_The request_: Copy the entries word for word from the first line through the line that contains "settings-nav: プロファイル 外観", and include that line.

_Box annotation data_:
##############################

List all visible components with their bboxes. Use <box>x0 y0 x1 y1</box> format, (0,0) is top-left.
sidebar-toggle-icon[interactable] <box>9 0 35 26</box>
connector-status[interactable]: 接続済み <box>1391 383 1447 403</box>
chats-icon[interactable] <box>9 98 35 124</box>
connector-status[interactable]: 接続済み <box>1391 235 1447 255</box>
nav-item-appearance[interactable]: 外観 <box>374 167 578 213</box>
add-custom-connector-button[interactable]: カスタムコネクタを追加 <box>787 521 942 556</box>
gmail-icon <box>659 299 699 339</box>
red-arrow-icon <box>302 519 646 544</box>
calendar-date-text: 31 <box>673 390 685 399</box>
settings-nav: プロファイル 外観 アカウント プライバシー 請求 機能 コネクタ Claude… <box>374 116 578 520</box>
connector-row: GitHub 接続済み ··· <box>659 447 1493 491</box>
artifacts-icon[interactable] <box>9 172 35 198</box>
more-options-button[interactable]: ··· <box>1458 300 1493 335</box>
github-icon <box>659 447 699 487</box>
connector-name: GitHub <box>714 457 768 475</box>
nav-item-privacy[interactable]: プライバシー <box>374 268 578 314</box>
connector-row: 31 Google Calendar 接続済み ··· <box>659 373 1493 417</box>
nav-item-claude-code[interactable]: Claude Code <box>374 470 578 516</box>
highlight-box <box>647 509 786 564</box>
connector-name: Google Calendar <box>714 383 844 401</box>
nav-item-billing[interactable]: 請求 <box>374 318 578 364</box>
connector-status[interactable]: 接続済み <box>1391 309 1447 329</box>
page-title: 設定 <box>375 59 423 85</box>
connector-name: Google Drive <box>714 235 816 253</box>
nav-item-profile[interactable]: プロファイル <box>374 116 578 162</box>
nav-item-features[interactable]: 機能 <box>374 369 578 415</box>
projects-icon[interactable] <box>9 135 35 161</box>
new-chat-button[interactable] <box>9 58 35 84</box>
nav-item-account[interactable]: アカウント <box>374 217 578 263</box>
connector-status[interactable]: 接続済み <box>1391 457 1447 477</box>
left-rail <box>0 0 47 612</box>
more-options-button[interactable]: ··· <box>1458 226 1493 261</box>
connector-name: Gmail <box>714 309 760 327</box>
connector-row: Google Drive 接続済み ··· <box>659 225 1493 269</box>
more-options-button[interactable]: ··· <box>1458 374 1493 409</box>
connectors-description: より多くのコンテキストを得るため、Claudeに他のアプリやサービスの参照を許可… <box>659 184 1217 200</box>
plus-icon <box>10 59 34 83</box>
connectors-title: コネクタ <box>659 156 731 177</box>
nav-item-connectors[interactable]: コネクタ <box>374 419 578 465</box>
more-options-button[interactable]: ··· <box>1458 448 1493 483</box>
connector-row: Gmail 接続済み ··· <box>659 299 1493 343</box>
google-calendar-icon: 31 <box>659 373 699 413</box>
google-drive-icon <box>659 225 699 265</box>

##############################

_Full output_:
List all visible components with their bboxes. Use <box>x0 y0 x1 y1</box> format, (0,0) is top-left.
sidebar-toggle-icon[interactable] <box>9 0 35 26</box>
connector-status[interactable]: 接続済み <box>1391 383 1447 403</box>
chats-icon[interactable] <box>9 98 35 124</box>
connector-status[interactable]: 接続済み <box>1391 235 1447 255</box>
nav-item-appearance[interactable]: 外観 <box>374 167 578 213</box>
add-custom-connector-button[interactable]: カスタムコネクタを追加 <box>787 521 942 556</box>
gmail-icon <box>659 299 699 339</box>
red-arrow-icon <box>302 519 646 544</box>
calendar-date-text: 31 <box>673 390 685 399</box>
settings-nav: プロファイル 外観 アカウント プライバシー 請求 機能 コネクタ Claude… <box>374 116 578 520</box>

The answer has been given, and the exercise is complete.